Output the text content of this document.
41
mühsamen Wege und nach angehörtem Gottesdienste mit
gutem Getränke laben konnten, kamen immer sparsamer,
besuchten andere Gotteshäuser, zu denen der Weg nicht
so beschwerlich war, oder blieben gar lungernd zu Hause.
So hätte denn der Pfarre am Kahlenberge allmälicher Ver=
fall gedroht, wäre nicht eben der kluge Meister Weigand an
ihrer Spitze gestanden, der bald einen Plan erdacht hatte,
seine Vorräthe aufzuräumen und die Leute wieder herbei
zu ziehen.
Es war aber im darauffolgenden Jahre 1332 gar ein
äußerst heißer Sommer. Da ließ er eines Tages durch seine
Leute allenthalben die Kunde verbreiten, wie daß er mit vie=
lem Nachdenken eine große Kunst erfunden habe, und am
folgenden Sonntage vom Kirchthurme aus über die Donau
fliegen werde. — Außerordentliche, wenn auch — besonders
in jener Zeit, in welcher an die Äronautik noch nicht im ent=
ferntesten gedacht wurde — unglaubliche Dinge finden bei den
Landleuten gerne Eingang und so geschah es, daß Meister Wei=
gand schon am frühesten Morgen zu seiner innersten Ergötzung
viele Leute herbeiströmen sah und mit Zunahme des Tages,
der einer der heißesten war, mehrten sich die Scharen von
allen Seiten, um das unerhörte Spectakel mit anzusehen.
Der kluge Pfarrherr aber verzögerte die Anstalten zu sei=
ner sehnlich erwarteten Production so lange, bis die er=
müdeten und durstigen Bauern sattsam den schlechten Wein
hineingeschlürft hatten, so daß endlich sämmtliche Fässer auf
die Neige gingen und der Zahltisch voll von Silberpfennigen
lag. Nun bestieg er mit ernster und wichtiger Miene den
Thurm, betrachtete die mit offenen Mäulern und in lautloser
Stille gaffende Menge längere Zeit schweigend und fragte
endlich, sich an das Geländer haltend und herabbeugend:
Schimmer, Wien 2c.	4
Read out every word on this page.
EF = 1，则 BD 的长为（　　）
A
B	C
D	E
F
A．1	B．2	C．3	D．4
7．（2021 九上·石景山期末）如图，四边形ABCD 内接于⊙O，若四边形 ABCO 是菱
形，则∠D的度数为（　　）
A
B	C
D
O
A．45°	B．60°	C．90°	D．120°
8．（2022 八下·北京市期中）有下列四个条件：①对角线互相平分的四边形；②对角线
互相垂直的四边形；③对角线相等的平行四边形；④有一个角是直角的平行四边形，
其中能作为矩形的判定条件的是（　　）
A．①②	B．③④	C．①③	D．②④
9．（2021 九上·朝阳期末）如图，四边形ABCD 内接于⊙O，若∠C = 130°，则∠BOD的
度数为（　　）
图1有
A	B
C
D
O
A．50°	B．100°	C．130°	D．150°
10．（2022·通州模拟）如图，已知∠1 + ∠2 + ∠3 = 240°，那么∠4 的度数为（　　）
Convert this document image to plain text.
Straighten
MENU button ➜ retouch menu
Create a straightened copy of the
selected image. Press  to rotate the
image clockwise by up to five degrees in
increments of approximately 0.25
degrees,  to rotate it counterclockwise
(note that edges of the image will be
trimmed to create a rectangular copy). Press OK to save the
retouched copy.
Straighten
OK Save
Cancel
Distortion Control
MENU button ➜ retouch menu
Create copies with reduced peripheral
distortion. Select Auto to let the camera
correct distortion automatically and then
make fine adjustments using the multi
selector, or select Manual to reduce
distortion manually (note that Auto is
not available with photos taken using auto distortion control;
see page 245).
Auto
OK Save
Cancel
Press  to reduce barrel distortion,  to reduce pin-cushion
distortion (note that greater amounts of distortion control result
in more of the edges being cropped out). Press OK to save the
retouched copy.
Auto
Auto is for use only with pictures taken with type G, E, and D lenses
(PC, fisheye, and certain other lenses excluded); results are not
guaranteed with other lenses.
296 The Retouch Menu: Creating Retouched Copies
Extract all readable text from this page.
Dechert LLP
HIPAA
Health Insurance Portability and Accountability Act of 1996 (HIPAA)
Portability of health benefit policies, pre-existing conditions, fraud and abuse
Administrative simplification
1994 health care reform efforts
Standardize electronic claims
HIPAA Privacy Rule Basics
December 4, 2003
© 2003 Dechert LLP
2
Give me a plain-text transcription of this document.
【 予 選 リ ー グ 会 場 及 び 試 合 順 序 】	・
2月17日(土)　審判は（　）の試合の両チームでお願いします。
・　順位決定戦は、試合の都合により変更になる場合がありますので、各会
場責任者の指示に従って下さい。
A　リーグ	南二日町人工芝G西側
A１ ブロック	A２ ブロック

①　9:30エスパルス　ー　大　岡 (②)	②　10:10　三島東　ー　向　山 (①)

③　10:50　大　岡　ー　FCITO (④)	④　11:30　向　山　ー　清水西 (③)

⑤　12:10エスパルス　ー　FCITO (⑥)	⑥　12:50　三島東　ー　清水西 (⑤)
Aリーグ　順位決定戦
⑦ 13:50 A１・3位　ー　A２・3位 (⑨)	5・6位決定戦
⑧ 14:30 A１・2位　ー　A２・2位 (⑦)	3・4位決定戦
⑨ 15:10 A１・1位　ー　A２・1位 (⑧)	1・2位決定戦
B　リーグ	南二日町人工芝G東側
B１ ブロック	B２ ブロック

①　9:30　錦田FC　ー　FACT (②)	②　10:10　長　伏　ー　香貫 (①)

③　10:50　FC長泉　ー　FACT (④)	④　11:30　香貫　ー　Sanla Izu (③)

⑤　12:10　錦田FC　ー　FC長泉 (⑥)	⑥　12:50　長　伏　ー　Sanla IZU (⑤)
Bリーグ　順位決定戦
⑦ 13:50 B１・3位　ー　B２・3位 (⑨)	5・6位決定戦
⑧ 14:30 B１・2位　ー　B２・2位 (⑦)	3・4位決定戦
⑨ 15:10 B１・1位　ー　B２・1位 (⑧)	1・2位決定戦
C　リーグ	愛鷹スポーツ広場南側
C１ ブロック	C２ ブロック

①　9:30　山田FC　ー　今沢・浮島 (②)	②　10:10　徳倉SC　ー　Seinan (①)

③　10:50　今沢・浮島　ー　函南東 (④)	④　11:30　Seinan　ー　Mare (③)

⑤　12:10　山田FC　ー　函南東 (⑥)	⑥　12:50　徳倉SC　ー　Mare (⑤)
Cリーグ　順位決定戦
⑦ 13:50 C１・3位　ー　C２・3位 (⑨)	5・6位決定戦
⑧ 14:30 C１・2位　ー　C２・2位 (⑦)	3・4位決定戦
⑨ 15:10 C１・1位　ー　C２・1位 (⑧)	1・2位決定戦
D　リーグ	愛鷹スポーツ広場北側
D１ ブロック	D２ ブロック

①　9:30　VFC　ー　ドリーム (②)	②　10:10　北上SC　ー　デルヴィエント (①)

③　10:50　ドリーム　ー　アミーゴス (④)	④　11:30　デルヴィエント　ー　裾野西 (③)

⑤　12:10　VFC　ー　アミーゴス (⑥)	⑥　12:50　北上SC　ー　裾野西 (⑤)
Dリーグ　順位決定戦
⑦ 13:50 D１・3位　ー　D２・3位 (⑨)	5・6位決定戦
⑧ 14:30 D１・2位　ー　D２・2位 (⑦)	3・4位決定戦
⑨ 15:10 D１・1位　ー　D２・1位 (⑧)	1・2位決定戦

REQUIREMENT: Transcribe the material above word for word.

COMPLETED EXERCISE:
Output the text content of this document.
41
mühsamen Wege und nach angehörtem Gottesdienste mit
gutem Getränke laben konnten, kamen immer sparsamer,
besuchten andere Gotteshäuser, zu denen der Weg nicht
so beschwerlich war, oder blieben gar lungernd zu Hause.
So hätte denn der Pfarre am Kahlenberge allmälicher Ver=
fall gedroht, wäre nicht eben der kluge Meister Weigand an
ihrer Spitze gestanden, der bald einen Plan erdacht hatte,
seine Vorräthe aufzuräumen und die Leute wieder herbei
zu ziehen.
Es war aber im darauffolgenden Jahre 1332 gar ein
äußerst heißer Sommer. Da ließ er eines Tages durch seine
Leute allenthalben die Kunde verbreiten, wie daß er mit vie=
lem Nachdenken eine große Kunst erfunden habe, und am
folgenden Sonntage vom Kirchthurme aus über die Donau
fliegen werde. — Außerordentliche, wenn auch — besonders
in jener Zeit, in welcher an die Äronautik noch nicht im ent=
ferntesten gedacht wurde — unglaubliche Dinge finden bei den
Landleuten gerne Eingang und so geschah es, daß Meister Wei=
gand schon am frühesten Morgen zu seiner innersten Ergötzung
viele Leute herbeiströmen sah und mit Zunahme des Tages,
der einer der heißesten war, mehrten sich die Scharen von
allen Seiten, um das unerhörte Spectakel mit anzusehen.
Der kluge Pfarrherr aber verzögerte die Anstalten zu sei=
ner sehnlich erwarteten Production so lange, bis die er=
müdeten und durstigen Bauern sattsam den schlechten Wein
hineingeschlürft hatten, so daß endlich sämmtliche Fässer auf
die Neige gingen und der Zahltisch voll von Silberpfennigen
lag. Nun bestieg er mit ernster und wichtiger Miene den
Thurm, betrachtete die mit offenen Mäulern und in lautloser
Stille gaffende Menge längere Zeit schweigend und fragte
endlich, sich an das Geländer haltend und herabbeugend:
Schimmer, Wien 2c.	4
Read out every word on this page.
EF = 1，则 BD 的长为（　　）
A
B	C
D	E
F
A．1	B．2	C．3	D．4
7．（2021 九上·石景山期末）如图，四边形ABCD 内接于⊙O，若四边形 ABCO 是菱
形，则∠D的度数为（　　）
A
B	C
D
O
A．45°	B．60°	C．90°	D．120°
8．（2022 八下·北京市期中）有下列四个条件：①对角线互相平分的四边形；②对角线
互相垂直的四边形；③对角线相等的平行四边形；④有一个角是直角的平行四边形，
其中能作为矩形的判定条件的是（　　）
A．①②	B．③④	C．①③	D．②④
9．（2021 九上·朝阳期末）如图，四边形ABCD 内接于⊙O，若∠C = 130°，则∠BOD的
度数为（　　）
图1有
A	B
C
D
O
A．50°	B．100°	C．130°	D．150°
10．（2022·通州模拟）如图，已知∠1 + ∠2 + ∠3 = 240°，那么∠4 的度数为（　　）
Convert this document image to plain text.
Straighten
MENU button ➜ retouch menu
Create a straightened copy of the
selected image. Press  to rotate the
image clockwise by up to five degrees in
increments of approximately 0.25
degrees,  to rotate it counterclockwise
(note that edges of the image will be
trimmed to create a rectangular copy). Press OK to save the
retouched copy.
Straighten
OK Save
Cancel
Distortion Control
MENU button ➜ retouch menu
Create copies with reduced peripheral
distortion. Select Auto to let the camera
correct distortion automatically and then
make fine adjustments using the multi
selector, or select Manual to reduce
distortion manually (note that Auto is
not available with photos taken using auto distortion control;
see page 245).
Auto
OK Save
Cancel
Press  to reduce barrel distortion,  to reduce pin-cushion
distortion (note that greater amounts of distortion control result
in more of the edges being cropped out). Press OK to save the
retouched copy.
Auto
Auto is for use only with pictures taken with type G, E, and D lenses
(PC, fisheye, and certain other lenses excluded); results are not
guaranteed with other lenses.
296 The Retouch Menu: Creating Retouched Copies
Extract all readable text from this page.
Dechert LLP
HIPAA
Health Insurance Portability and Accountability Act of 1996 (HIPAA)
Portability of health benefit policies, pre-existing conditions, fraud and abuse
Administrative simplification
1994 health care reform efforts
Standardize electronic claims
HIPAA Privacy Rule Basics
December 4, 2003
© 2003 Dechert LLP
2
Give me a plain-text transcription of this document.
【 予 選 リ ー グ 会 場 及 び 試 合 順 序 】	・
2月17日(土)　審判は（　）の試合の両チームでお願いします。
・　順位決定戦は、試合の都合により変更になる場合がありますので、各会
場責任者の指示に従って下さい。
A　リーグ	南二日町人工芝G西側
A１ ブロック	A２ ブロック

①　9:30エスパルス　ー　大　岡 (②)	②　10:10　三島東　ー　向　山 (①)

③　10:50　大　岡　ー　FCITO (④)	④　11:30　向　山　ー　清水西 (③)

⑤　12:10エスパルス　ー　FCITO (⑥)	⑥　12:50　三島東　ー　清水西 (⑤)
Aリーグ　順位決定戦
⑦ 13:50 A１・3位　ー　A２・3位 (⑨)	5・6位決定戦
⑧ 14:30 A１・2位　ー　A２・2位 (⑦)	3・4位決定戦
⑨ 15:10 A１・1位　ー　A２・1位 (⑧)	1・2位決定戦
B　リーグ	南二日町人工芝G東側
B１ ブロック	B２ ブロック

①　9:30　錦田FC　ー　FACT (②)	②　10:10　長　伏　ー　香貫 (①)

③　10:50　FC長泉　ー　FACT (④)	④　11:30　香貫　ー　Sanla Izu (③)

⑤　12:10　錦田FC　ー　FC長泉 (⑥)	⑥　12:50　長　伏　ー　Sanla IZU (⑤)
Bリーグ　順位決定戦
⑦ 13:50 B１・3位　ー　B２・3位 (⑨)	5・6位決定戦
⑧ 14:30 B１・2位　ー　B２・2位 (⑦)	3・4位決定戦
⑨ 15:10 B１・1位　ー　B２・1位 (⑧)	1・2位決定戦
C　リーグ	愛鷹スポーツ広場南側
C１ ブロック	C２ ブロック

①　9:30　山田FC　ー　今沢・浮島 (②)	②　10:10　徳倉SC　ー　Seinan (①)

③　10:50　今沢・浮島　ー　函南東 (④)	④　11:30　Seinan　ー　Mare (③)

⑤　12:10　山田FC　ー　函南東 (⑥)	⑥　12:50　徳倉SC　ー　Mare (⑤)
Cリーグ　順位決定戦
⑦ 13:50 C１・3位　ー　C２・3位 (⑨)	5・6位決定戦
⑧ 14:30 C１・2位　ー　C２・2位 (⑦)	3・4位決定戦
⑨ 15:10 C１・1位　ー　C２・1位 (⑧)	1・2位決定戦
D　リーグ	愛鷹スポーツ広場北側
D１ ブロック	D２ ブロック

①　9:30　VFC　ー　ドリーム (②)	②　10:10　北上SC　ー　デルヴィエント (①)

③　10:50　ドリーム　ー　アミーゴス (④)	④　11:30　デルヴィエント　ー　裾野西 (③)

⑤　12:10　VFC　ー　アミーゴス (⑥)	⑥　12:50　北上SC　ー　裾野西 (⑤)
Dリーグ　順位決定戦
⑦ 13:50 D１・3位　ー　D２・3位 (⑨)	5・6位決定戦
⑧ 14:30 D１・2位　ー　D２・2位 (⑦)	3・4位決定戦
⑨ 15:10 D１・1位　ー　D２・1位 (⑧)	1・2位決定戦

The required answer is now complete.